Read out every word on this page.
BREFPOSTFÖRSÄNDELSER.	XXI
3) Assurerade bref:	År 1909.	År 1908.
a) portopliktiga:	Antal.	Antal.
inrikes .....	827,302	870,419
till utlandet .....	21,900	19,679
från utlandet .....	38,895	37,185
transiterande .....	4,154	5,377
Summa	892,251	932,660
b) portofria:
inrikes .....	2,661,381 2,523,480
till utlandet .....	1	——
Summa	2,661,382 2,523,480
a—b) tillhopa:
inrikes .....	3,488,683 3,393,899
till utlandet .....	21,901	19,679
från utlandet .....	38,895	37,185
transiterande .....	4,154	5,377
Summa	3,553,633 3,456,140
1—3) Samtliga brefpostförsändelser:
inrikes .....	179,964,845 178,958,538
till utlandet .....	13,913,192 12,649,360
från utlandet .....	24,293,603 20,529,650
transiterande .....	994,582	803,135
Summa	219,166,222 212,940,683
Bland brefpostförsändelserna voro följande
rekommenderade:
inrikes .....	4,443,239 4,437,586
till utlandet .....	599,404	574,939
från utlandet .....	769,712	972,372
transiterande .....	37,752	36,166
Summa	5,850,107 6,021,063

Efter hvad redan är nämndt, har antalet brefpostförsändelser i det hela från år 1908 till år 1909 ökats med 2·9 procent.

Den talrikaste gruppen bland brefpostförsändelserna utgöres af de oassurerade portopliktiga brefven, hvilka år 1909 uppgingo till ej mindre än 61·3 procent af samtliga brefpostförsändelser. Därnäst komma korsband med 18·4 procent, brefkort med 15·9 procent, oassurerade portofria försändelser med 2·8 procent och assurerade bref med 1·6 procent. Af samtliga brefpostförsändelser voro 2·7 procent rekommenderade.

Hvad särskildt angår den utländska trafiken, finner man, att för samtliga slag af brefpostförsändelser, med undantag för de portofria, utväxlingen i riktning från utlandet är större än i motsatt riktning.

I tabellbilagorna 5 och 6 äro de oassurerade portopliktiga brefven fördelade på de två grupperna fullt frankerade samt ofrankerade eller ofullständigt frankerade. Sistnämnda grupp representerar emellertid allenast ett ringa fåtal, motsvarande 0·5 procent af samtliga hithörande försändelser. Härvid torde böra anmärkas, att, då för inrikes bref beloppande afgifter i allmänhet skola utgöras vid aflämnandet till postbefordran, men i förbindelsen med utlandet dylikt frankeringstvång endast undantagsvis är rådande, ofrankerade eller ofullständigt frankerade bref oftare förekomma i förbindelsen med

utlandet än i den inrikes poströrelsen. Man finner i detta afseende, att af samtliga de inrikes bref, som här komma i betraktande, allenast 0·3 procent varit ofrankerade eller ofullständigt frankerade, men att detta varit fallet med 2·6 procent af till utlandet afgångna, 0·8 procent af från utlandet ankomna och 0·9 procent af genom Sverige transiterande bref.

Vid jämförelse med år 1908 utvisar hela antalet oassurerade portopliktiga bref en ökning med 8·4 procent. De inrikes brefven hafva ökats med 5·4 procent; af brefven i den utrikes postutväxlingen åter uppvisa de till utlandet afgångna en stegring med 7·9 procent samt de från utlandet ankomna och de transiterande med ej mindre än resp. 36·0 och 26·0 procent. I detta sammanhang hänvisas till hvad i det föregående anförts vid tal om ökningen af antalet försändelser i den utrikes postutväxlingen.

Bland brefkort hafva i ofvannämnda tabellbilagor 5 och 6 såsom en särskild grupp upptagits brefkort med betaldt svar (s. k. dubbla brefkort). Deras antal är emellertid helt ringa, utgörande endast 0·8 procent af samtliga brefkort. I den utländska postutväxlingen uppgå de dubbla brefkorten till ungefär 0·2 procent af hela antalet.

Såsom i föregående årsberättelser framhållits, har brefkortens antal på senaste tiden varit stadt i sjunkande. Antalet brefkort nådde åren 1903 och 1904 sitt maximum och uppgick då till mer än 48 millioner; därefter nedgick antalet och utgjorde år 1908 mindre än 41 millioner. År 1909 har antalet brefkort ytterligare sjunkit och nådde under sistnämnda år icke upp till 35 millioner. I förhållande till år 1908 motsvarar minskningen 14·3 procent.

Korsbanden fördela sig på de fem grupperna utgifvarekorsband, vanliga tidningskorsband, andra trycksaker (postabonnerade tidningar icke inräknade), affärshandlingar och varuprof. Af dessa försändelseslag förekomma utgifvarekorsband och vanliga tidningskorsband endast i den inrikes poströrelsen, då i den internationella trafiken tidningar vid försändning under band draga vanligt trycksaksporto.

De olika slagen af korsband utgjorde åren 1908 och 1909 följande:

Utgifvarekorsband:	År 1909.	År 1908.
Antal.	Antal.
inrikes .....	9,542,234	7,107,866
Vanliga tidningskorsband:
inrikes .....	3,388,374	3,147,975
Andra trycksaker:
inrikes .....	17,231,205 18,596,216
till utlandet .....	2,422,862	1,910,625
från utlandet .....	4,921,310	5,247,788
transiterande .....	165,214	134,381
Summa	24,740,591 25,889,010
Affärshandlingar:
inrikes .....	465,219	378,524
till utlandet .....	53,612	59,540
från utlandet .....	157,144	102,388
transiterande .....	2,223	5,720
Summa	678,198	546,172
= = = =
→ Task description
Scan the lines above for the word "åren". Return each one that has it.

→ Response for this exercise
Såsom i föregående årsberättelser framhållits, har brefkortens antal på senaste tiden varit stadt i sjunkande. Antalet brefkort nådde åren 1903 och 1904 sitt maximum och uppgick då till mer än 48 millioner; därefter nedgick antalet och utgjorde år 1908 mindre än 41 millioner. År 1909 har antalet brefkort ytterligare sjunkit och nådde under sistnämnda år icke upp till 35 millioner. I förhållande till år 1908 motsvarar minskningen 14·3 procent.
De olika slagen af korsband utgjorde åren 1908 och 1909 följande:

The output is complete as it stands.